[start]
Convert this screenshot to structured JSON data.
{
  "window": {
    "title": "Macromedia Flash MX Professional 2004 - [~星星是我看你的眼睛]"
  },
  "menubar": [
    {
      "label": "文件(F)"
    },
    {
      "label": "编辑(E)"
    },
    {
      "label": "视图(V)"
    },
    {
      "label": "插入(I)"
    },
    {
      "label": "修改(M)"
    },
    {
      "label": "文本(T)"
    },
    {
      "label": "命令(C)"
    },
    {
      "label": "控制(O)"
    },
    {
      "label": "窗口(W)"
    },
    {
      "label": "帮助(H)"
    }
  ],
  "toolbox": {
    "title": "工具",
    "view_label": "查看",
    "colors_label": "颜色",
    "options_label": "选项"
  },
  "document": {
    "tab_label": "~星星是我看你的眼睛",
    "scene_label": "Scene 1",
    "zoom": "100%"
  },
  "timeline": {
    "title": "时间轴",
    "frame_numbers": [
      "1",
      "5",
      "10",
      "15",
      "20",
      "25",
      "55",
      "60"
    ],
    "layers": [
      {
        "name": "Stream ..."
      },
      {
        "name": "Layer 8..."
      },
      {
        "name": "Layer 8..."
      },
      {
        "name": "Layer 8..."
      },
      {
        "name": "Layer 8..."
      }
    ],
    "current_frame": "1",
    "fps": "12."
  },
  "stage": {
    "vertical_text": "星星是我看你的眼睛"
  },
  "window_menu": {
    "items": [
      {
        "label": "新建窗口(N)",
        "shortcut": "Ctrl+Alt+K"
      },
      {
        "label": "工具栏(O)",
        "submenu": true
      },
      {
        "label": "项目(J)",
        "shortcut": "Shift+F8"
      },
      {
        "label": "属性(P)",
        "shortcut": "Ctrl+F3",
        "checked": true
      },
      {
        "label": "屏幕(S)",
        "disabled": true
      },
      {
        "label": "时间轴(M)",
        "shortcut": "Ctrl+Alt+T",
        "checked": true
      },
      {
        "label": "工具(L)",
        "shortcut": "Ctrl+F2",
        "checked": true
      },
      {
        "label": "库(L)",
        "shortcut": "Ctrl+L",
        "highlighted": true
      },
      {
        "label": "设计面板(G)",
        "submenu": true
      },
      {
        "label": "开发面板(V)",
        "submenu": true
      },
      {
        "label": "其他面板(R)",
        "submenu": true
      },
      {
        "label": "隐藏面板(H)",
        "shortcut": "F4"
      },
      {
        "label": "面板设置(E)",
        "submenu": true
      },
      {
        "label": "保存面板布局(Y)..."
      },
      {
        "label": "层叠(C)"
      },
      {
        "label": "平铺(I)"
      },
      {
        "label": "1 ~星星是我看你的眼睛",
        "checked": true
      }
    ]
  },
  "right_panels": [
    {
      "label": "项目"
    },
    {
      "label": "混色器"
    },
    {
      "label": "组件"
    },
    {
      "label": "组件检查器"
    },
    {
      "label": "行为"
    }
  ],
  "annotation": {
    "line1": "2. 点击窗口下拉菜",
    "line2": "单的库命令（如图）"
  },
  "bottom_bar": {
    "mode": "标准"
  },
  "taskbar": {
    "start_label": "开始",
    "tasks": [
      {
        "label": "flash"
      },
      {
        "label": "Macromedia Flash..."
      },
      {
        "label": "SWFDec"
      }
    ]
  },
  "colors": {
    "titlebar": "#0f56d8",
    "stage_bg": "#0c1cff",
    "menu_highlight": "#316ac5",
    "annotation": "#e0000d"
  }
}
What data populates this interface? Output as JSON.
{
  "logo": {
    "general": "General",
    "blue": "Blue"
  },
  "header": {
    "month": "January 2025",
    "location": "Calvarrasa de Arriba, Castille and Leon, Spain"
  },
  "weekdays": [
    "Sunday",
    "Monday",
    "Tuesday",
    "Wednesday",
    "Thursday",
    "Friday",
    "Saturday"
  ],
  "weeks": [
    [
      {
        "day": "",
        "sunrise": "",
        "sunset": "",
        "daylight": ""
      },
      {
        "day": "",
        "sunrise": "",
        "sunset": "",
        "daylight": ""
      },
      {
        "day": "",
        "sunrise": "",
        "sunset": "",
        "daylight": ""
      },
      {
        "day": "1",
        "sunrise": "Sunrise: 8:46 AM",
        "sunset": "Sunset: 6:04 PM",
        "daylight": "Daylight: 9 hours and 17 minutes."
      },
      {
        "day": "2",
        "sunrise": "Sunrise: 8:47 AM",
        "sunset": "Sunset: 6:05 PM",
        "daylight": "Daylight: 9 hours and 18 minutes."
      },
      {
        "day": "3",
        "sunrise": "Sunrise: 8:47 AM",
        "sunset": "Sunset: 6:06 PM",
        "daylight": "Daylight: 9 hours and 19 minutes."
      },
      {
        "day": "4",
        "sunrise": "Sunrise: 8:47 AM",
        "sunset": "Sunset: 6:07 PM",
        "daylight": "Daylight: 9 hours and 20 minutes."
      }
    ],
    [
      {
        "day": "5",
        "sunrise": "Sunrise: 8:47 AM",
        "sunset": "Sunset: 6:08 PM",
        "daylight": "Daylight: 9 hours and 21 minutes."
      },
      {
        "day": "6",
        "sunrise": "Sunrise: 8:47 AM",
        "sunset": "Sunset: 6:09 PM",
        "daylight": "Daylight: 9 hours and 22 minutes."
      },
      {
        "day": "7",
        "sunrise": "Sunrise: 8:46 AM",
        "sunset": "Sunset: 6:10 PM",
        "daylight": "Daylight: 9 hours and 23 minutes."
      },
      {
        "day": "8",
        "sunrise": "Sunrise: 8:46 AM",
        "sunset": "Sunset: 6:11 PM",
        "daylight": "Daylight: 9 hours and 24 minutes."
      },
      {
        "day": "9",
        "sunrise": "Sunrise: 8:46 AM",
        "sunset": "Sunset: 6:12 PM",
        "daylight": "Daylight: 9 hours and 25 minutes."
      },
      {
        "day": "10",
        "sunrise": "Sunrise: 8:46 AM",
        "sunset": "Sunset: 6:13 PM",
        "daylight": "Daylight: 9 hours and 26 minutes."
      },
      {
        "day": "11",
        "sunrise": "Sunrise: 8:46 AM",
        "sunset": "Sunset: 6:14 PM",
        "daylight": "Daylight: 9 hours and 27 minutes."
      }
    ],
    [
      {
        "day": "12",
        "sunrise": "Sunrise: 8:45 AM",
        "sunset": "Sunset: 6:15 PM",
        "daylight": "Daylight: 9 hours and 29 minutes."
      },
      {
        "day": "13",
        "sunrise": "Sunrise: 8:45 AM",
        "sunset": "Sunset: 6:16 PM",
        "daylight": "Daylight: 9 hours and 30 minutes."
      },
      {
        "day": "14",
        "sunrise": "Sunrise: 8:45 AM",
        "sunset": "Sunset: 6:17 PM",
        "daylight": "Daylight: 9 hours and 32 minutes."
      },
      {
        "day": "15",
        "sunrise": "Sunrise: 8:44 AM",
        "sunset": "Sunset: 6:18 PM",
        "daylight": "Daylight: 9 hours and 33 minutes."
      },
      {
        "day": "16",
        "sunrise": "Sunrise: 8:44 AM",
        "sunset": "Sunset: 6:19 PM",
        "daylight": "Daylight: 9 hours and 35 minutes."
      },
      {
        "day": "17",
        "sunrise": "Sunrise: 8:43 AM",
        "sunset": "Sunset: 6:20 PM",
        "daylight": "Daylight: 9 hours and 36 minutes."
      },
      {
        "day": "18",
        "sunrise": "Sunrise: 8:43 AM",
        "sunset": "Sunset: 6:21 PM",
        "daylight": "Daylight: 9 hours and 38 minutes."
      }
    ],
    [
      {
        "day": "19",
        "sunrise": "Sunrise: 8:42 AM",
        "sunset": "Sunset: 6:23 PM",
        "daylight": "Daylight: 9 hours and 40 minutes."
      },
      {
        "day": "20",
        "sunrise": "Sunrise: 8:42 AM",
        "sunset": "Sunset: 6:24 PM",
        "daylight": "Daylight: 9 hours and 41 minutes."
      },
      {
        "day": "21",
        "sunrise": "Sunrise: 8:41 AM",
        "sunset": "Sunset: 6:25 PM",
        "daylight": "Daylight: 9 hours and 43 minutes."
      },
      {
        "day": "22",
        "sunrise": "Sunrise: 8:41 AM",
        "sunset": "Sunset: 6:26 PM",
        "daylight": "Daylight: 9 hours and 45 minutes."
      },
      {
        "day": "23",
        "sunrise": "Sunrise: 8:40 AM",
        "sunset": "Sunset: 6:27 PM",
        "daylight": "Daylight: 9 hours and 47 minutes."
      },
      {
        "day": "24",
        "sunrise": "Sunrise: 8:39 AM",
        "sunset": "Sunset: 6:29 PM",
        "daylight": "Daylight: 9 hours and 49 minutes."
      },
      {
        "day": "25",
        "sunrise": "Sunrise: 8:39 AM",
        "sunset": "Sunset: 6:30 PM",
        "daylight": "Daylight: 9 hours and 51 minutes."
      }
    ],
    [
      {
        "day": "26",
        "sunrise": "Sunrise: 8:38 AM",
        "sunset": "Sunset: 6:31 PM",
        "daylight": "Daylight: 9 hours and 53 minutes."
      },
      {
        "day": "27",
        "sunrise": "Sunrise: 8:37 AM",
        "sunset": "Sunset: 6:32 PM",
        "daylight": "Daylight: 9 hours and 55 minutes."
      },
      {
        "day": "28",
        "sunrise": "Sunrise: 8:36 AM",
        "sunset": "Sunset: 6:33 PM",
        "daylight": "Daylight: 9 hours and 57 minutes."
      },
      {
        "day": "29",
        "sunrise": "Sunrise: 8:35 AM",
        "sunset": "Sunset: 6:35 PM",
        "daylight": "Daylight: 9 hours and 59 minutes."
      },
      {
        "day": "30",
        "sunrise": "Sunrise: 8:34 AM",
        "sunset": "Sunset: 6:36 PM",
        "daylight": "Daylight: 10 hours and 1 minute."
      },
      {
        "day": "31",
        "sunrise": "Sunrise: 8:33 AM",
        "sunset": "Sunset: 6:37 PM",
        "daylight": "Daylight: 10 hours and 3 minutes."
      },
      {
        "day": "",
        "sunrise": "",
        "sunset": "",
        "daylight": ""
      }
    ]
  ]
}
[end]
**Task**
Identify each line containing the string "Ctrl" and copy it out.

**Exercise output**
        "shortcut": "Ctrl+Alt+K"
        "shortcut": "Ctrl+F3",
        "shortcut": "Ctrl+Alt+T",
        "shortcut": "Ctrl+F2",
        "shortcut": "Ctrl+L",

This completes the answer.